**WRITTEN TASK**
Retype all the records with nothing changed.

**DATASET**
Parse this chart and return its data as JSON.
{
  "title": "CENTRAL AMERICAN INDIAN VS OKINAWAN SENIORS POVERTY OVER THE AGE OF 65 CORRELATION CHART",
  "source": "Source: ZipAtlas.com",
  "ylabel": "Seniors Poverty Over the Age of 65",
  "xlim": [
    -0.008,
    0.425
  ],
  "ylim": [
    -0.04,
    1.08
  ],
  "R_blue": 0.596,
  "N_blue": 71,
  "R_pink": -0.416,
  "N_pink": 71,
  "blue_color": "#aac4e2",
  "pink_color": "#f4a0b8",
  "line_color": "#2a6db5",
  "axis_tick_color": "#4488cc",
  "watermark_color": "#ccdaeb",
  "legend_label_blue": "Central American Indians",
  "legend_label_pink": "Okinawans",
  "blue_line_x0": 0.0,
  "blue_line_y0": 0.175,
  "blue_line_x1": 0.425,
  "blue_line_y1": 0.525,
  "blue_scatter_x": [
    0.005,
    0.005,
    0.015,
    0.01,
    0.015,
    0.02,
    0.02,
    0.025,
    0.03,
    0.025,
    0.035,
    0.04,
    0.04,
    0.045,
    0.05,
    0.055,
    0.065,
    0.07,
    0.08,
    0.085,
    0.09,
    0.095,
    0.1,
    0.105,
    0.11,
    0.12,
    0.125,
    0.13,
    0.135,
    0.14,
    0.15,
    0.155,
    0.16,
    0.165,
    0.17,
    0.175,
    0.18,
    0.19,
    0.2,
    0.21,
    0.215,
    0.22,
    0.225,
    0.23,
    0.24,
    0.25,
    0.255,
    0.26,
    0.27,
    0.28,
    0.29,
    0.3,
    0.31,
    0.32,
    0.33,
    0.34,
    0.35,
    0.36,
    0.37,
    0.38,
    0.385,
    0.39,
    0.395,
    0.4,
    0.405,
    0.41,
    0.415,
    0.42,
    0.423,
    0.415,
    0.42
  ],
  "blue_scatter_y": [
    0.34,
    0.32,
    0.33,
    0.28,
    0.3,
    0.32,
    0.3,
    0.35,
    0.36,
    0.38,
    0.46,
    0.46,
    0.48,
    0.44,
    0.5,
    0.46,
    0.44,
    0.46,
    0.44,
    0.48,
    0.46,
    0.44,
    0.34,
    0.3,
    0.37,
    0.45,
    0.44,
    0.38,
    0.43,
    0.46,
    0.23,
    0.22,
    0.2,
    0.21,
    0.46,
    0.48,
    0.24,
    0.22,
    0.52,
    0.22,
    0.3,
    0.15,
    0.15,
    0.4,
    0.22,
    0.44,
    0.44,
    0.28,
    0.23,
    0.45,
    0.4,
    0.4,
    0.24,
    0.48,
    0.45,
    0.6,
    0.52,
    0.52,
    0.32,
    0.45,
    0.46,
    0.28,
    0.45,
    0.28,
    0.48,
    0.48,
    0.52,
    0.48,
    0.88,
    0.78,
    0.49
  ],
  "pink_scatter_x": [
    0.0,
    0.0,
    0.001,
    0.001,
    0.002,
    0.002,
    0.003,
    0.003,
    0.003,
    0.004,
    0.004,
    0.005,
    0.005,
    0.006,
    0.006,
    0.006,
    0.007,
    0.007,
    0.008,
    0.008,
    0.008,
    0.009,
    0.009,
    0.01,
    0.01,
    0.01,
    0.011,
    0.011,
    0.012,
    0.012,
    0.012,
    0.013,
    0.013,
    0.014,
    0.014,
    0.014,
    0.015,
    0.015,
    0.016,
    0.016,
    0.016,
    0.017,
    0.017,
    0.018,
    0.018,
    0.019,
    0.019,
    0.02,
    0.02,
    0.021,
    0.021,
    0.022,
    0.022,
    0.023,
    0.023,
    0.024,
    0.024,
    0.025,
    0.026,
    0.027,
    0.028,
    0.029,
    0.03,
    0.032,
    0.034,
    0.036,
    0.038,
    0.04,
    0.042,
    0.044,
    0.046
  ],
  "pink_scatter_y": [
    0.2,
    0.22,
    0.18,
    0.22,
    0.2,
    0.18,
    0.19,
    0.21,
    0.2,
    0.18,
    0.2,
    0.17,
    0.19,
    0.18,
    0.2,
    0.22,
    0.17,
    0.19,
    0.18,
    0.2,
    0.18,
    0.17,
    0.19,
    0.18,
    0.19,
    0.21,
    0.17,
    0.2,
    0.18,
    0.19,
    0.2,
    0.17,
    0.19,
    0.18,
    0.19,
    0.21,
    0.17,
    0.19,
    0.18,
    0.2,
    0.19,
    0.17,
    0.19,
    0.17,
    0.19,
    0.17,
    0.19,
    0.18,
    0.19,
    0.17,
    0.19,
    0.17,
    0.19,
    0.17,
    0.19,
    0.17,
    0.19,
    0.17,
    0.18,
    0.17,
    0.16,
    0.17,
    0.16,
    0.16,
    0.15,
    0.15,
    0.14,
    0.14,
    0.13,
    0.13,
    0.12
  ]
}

**RESULT OF THE EXERCISE**
Parse this chart and return its data as JSON.
{
  "title": "CENTRAL AMERICAN INDIAN VS OKINAWAN SENIORS POVERTY OVER THE AGE OF 65 CORRELATION CHART",
  "source": "Source: ZipAtlas.com",
  "ylabel": "Seniors Poverty Over the Age of 65",
  "xlim": [
    -0.008,
    0.425
  ],
  "ylim": [
    -0.04,
    1.08
  ],
  "R_blue": 0.596,
  "N_blue": 71,
  "R_pink": -0.416,
  "N_pink": 71,
  "blue_color": "#aac4e2",
  "pink_color": "#f4a0b8",
  "line_color": "#2a6db5",
  "axis_tick_color": "#4488cc",
  "watermark_color": "#ccdaeb",
  "legend_label_blue": "Central American Indians",
  "legend_label_pink": "Okinawans",
  "blue_line_x0": 0.0,
  "blue_line_y0": 0.175,
  "blue_line_x1": 0.425,
  "blue_line_y1": 0.525,
  "blue_scatter_x": [
    0.005,
    0.005,
    0.015,
    0.01,
    0.015,
    0.02,
    0.02,
    0.025,
    0.03,
    0.025,
    0.035,
    0.04,
    0.04,
    0.045,
    0.05,
    0.055,
    0.065,
    0.07,
    0.08,
    0.085,
    0.09,
    0.095,
    0.1,
    0.105,
    0.11,
    0.12,
    0.125,
    0.13,
    0.135,
    0.14,
    0.15,
    0.155,
    0.16,
    0.165,
    0.17,
    0.175,
    0.18,
    0.19,
    0.2,
    0.21,
    0.215,
    0.22,
    0.225,
    0.23,
    0.24,
    0.25,
    0.255,
    0.26,
    0.27,
    0.28,
    0.29,
    0.3,
    0.31,
    0.32,
    0.33,
    0.34,
    0.35,
    0.36,
    0.37,
    0.38,
    0.385,
    0.39,
    0.395,
    0.4,
    0.405,
    0.41,
    0.415,
    0.42,
    0.423,
    0.415,
    0.42
  ],
  "blue_scatter_y": [
    0.34,
    0.32,
    0.33,
    0.28,
    0.3,
    0.32,
    0.3,
    0.35,
    0.36,
    0.38,
    0.46,
    0.46,
    0.48,
    0.44,
    0.5,
    0.46,
    0.44,
    0.46,
    0.44,
    0.48,
    0.46,
    0.44,
    0.34,
    0.3,
    0.37,
    0.45,
    0.44,
    0.38,
    0.43,
    0.46,
    0.23,
    0.22,
    0.2,
    0.21,
    0.46,
    0.48,
    0.24,
    0.22,
    0.52,
    0.22,
    0.3,
    0.15,
    0.15,
    0.4,
    0.22,
    0.44,
    0.44,
    0.28,
    0.23,
    0.45,
    0.4,
    0.4,
    0.24,
    0.48,
    0.45,
    0.6,
    0.52,
    0.52,
    0.32,
    0.45,
    0.46,
    0.28,
    0.45,
    0.28,
    0.48,
    0.48,
    0.52,
    0.48,
    0.88,
    0.78,
    0.49
  ],
  "pink_scatter_x": [
    0.0,
    0.0,
    0.001,
    0.001,
    0.002,
    0.002,
    0.003,
    0.003,
    0.003,
    0.004,
    0.004,
    0.005,
    0.005,
    0.006,
    0.006,
    0.006,
    0.007,
    0.007,
    0.008,
    0.008,
    0.008,
    0.009,
    0.009,
    0.01,
    0.01,
    0.01,
    0.011,
    0.011,
    0.012,
    0.012,
    0.012,
    0.013,
    0.013,
    0.014,
    0.014,
    0.014,
    0.015,
    0.015,
    0.016,
    0.016,
    0.016,
    0.017,
    0.017,
    0.018,
    0.018,
    0.019,
    0.019,
    0.02,
    0.02,
    0.021,
    0.021,
    0.022,
    0.022,
    0.023,
    0.023,
    0.024,
    0.024,
    0.025,
    0.026,
    0.027,
    0.028,
    0.029,
    0.03,
    0.032,
    0.034,
    0.036,
    0.038,
    0.04,
    0.042,
    0.044,
    0.046
  ],
  "pink_scatter_y": [
    0.2,
    0.22,
    0.18,
    0.22,
    0.2,
    0.18,
    0.19,
    0.21,
    0.2,
    0.18,
    0.2,
    0.17,
    0.19,
    0.18,
    0.2,
    0.22,
    0.17,
    0.19,
    0.18,
    0.2,
    0.18,
    0.17,
    0.19,
    0.18,
    0.19,
    0.21,
    0.17,
    0.2,
    0.18,
    0.19,
    0.2,
    0.17,
    0.19,
    0.18,
    0.19,
    0.21,
    0.17,
    0.19,
    0.18,
    0.2,
    0.19,
    0.17,
    0.19,
    0.17,
    0.19,
    0.17,
    0.19,
    0.18,
    0.19,
    0.17,
    0.19,
    0.17,
    0.19,
    0.17,
    0.19,
    0.17,
    0.19,
    0.17,
    0.18,
    0.17,
    0.16,
    0.17,
    0.16,
    0.16,
    0.15,
    0.15,
    0.14,
    0.14,
    0.13,
    0.13,
    0.12
  ]
}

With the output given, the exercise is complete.